* DATA SHOWN
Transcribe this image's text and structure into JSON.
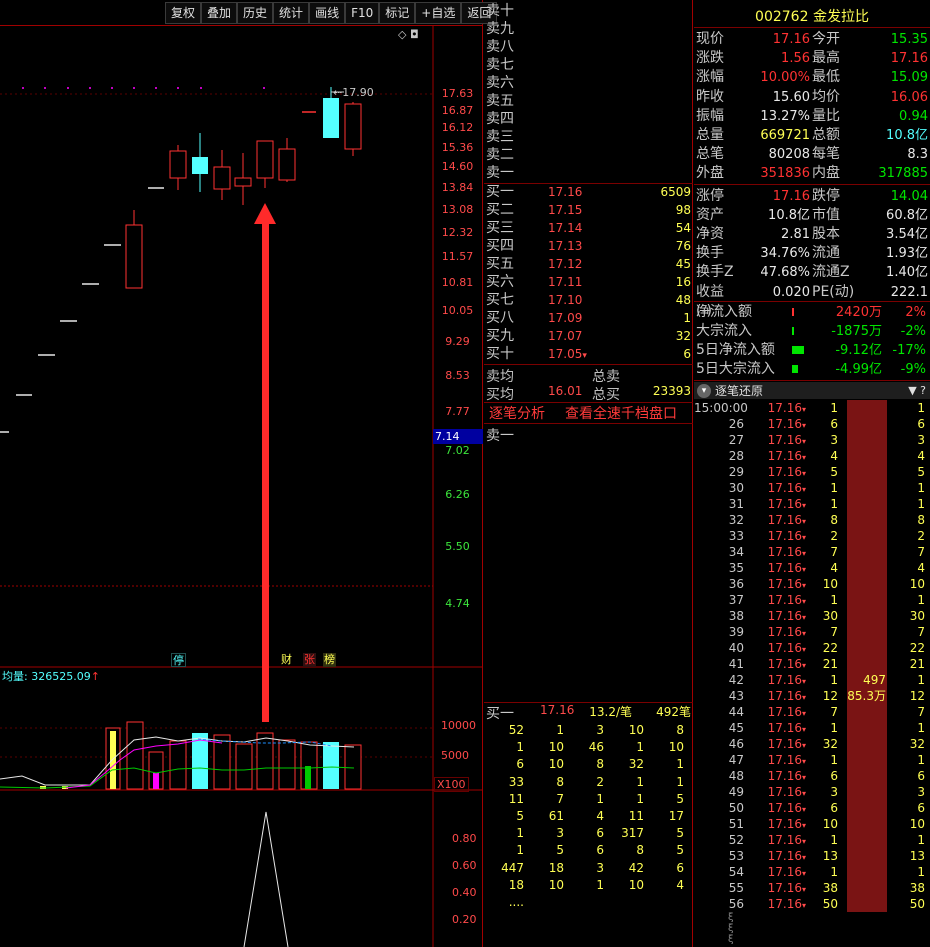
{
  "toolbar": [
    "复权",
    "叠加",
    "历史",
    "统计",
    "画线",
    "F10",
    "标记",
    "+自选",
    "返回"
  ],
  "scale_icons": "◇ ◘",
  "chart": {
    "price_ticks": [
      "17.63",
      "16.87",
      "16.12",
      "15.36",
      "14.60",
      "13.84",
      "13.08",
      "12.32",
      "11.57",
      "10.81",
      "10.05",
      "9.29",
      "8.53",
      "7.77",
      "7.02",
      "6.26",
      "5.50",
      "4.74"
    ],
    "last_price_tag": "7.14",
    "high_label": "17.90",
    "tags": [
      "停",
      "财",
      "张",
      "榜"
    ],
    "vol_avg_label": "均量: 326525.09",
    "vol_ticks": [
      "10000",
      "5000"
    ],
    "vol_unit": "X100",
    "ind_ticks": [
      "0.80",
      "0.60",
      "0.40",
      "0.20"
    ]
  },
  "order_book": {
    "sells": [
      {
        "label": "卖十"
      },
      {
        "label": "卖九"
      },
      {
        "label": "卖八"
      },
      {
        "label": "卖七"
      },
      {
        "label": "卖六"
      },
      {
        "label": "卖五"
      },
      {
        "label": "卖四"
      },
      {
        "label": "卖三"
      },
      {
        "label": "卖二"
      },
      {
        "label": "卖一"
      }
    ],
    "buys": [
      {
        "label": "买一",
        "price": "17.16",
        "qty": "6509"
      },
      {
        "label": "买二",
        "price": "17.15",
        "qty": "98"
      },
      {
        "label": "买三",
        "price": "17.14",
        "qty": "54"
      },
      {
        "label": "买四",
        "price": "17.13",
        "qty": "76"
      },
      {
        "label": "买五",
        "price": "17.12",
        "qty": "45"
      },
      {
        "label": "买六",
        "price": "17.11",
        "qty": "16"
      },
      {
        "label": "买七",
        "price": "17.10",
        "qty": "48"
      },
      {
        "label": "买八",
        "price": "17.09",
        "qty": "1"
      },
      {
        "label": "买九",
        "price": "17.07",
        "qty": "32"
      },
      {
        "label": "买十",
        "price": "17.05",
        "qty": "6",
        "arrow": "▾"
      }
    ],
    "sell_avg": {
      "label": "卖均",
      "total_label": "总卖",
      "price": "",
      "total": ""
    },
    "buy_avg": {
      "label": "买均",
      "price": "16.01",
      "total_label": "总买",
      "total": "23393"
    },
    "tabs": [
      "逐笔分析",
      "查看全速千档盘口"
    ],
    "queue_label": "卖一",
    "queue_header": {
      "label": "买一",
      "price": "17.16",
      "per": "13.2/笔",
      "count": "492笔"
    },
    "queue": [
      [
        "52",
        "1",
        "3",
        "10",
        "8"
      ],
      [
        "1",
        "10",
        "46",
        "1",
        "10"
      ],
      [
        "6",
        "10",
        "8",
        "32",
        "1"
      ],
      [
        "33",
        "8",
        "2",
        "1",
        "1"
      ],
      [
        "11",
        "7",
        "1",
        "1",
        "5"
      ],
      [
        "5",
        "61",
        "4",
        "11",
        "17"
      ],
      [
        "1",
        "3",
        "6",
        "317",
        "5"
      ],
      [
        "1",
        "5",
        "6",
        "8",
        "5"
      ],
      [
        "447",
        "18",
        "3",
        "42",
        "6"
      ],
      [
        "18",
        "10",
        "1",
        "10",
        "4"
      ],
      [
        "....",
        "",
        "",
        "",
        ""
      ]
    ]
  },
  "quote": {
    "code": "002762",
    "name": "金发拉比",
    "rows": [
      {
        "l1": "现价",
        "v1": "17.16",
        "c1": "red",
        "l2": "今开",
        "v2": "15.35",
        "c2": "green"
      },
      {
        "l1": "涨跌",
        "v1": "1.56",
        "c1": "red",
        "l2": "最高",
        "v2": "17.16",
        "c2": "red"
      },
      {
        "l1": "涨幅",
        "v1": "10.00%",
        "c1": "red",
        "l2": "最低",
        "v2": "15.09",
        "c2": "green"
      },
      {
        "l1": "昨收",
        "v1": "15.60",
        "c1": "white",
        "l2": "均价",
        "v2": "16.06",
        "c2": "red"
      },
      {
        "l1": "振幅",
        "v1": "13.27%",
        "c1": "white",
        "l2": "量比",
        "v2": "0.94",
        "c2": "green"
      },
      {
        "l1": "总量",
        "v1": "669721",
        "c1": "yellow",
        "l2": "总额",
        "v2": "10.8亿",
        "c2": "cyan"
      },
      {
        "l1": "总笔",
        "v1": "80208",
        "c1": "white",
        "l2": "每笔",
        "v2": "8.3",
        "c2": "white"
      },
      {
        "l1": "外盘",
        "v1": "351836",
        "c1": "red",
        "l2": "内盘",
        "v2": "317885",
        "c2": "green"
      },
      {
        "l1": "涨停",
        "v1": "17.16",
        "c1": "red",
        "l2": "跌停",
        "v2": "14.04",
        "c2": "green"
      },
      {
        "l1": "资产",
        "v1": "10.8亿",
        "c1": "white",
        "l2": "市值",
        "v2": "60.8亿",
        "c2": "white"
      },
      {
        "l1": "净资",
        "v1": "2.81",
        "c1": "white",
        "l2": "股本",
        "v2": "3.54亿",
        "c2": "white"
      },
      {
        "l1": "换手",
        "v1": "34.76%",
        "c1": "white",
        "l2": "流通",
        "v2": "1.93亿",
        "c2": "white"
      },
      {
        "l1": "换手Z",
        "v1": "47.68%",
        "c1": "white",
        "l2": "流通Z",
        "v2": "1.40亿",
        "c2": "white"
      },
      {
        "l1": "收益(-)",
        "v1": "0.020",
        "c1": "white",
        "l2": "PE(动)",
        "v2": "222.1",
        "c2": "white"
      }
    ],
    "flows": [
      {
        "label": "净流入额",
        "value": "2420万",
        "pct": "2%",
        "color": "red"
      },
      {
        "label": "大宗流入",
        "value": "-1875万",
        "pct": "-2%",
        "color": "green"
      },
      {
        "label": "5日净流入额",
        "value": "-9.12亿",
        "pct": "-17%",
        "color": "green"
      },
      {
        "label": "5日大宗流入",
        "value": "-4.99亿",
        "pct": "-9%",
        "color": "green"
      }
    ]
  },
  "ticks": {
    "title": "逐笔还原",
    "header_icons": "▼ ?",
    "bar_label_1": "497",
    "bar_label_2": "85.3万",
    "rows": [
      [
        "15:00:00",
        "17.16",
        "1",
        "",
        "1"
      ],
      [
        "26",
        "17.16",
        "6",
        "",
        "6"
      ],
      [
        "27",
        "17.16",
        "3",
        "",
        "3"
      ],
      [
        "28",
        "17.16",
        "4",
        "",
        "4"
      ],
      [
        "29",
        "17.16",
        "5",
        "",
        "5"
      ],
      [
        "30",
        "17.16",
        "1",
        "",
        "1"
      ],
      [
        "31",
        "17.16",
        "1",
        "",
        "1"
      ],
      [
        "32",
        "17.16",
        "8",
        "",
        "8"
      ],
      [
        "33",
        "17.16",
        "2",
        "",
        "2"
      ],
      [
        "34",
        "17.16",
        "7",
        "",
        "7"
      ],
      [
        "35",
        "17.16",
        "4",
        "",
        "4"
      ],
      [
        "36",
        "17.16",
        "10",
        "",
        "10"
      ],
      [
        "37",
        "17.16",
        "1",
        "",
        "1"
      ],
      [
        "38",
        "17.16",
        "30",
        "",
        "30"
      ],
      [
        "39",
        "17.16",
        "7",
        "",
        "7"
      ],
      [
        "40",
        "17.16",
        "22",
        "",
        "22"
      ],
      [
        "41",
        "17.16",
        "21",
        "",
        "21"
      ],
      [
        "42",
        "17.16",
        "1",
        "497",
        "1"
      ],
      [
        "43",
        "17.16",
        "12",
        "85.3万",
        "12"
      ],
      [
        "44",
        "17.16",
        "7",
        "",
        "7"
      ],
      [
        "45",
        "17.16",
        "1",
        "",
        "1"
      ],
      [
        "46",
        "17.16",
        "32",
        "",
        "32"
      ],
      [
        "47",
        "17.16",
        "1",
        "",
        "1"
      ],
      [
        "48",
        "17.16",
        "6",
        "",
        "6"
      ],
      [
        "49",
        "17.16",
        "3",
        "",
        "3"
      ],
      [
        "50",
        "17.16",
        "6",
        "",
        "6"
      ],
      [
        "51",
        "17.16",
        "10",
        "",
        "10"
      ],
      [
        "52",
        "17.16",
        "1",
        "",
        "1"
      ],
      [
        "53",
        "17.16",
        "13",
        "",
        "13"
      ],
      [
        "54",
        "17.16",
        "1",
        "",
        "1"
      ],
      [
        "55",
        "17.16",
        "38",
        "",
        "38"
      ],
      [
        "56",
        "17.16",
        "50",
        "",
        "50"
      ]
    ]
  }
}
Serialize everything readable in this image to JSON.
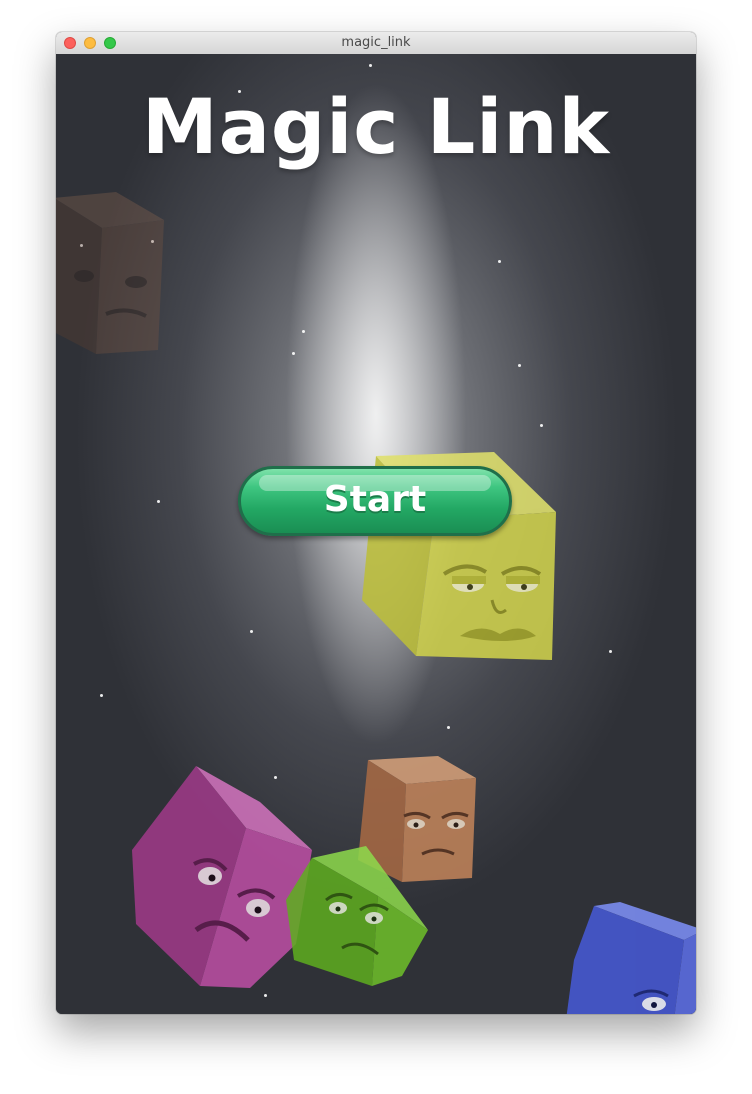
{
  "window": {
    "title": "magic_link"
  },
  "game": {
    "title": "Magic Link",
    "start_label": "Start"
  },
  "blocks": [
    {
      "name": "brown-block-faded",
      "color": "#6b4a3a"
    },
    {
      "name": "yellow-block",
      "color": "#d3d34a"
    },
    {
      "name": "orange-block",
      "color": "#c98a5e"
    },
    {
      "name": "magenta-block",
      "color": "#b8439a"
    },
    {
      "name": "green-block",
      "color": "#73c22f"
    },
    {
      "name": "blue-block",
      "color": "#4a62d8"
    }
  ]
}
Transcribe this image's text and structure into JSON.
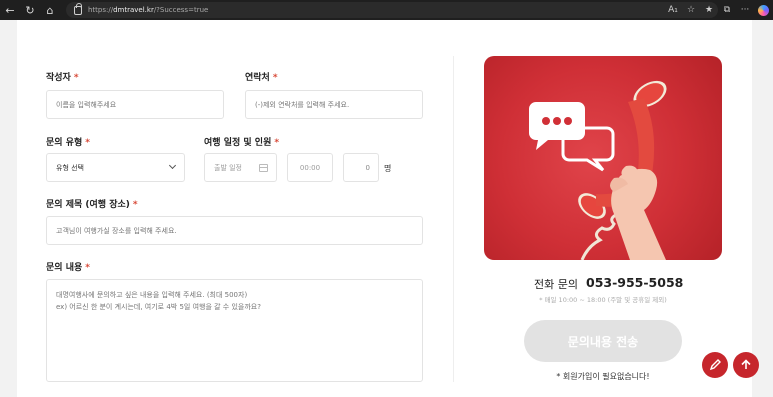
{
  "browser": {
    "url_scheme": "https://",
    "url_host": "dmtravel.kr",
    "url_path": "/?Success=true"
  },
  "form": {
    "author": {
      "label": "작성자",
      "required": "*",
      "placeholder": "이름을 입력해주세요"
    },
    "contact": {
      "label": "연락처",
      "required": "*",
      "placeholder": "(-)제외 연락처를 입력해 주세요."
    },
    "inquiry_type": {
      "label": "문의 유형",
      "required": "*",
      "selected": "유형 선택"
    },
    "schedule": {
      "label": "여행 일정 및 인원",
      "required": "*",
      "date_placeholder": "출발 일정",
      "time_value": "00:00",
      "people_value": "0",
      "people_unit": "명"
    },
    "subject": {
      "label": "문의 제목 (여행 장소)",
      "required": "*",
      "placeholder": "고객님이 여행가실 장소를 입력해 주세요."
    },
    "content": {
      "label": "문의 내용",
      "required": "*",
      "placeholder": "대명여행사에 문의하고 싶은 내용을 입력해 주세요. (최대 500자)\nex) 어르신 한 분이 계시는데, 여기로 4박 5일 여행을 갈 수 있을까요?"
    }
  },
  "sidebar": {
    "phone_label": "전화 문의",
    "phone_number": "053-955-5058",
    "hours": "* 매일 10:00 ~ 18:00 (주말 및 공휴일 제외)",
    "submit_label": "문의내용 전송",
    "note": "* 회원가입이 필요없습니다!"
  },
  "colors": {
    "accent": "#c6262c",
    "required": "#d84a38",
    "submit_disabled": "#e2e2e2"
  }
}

* PROBLEM REQUIREMENTS
Scan the listing above. Collect all lines with the word "title".

* EXERCISE RESULT
    "title": "逐笔还原",
    "title": "magic_link"
    "title": "Magic Link",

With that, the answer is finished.